§ Problem details
Copy every line that contains the string "legend" from the entries below.

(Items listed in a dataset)
※ ※ ※

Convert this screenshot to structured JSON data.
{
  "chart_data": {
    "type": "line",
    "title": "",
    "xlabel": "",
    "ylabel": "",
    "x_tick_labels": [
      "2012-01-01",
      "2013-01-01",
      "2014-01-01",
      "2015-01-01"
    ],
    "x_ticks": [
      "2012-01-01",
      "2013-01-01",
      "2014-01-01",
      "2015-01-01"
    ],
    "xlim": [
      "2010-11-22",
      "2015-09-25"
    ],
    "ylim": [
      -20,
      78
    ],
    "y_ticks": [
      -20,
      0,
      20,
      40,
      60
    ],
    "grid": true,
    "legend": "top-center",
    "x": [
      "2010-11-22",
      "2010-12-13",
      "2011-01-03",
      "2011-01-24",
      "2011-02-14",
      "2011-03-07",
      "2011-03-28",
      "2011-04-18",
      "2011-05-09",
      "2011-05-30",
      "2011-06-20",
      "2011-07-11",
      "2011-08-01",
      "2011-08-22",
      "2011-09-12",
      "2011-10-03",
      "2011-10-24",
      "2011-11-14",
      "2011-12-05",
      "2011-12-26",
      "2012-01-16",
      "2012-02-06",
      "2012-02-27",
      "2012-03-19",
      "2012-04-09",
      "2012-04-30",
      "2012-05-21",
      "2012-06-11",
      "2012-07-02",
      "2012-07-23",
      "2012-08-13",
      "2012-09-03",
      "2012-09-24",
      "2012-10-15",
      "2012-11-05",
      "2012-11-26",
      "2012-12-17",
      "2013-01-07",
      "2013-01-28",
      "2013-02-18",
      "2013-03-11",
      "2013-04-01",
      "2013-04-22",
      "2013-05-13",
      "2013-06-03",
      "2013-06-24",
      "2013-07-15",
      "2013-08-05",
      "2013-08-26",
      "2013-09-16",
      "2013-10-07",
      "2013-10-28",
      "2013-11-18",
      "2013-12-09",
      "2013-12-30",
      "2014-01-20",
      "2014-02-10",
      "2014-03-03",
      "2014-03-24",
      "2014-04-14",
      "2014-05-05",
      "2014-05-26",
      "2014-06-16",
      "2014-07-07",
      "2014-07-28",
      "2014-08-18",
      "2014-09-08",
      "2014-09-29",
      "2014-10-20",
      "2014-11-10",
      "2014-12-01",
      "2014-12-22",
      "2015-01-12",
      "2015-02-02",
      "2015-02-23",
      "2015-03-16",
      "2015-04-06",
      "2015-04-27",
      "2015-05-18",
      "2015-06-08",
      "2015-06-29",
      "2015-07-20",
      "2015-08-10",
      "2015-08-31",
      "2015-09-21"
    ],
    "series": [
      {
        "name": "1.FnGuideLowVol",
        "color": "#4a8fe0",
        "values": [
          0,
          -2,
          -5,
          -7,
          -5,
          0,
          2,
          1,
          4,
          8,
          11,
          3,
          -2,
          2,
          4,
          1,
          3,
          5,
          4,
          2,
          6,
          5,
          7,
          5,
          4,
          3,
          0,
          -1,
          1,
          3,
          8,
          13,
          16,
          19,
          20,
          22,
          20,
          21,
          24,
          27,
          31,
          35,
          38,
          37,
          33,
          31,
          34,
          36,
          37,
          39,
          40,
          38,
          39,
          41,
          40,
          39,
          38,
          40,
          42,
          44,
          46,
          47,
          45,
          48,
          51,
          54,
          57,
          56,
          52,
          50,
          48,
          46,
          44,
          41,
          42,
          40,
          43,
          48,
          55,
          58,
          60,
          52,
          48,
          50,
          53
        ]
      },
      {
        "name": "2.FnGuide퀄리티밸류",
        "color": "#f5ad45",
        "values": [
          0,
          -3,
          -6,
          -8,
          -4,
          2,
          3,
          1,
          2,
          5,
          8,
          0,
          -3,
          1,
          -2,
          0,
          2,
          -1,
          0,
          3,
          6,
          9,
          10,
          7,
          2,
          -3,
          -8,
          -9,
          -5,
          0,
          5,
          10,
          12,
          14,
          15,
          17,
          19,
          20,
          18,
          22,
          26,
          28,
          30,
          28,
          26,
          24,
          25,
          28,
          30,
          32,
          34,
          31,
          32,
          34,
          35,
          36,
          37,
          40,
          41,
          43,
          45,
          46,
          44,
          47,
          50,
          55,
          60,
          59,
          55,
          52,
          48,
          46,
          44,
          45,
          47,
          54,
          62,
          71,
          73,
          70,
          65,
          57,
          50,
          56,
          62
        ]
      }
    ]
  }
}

※ ※ ※

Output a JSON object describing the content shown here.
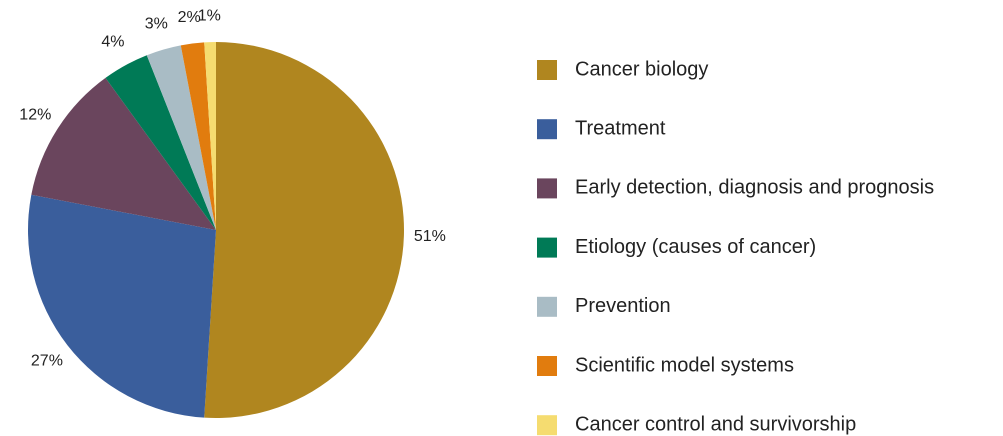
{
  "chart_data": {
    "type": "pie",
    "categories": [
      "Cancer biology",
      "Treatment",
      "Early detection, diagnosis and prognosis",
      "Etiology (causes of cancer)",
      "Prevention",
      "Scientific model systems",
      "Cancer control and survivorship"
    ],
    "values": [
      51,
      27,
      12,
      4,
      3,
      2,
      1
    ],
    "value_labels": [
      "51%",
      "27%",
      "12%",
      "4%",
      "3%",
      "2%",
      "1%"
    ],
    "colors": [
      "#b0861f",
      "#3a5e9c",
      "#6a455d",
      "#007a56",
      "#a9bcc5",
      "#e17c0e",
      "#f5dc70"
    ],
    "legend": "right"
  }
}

※ ※ ※

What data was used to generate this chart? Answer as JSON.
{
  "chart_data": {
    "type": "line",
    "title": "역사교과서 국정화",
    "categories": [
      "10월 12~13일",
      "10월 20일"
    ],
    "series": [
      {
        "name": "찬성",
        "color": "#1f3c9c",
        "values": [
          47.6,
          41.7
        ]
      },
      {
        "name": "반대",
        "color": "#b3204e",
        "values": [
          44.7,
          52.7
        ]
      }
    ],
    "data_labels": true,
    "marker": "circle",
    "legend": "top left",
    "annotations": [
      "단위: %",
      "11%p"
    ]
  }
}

※ ※ ※

§ Exercise solution
    "legend": "top-center",
    "legend": "right"
    "legend": "top left",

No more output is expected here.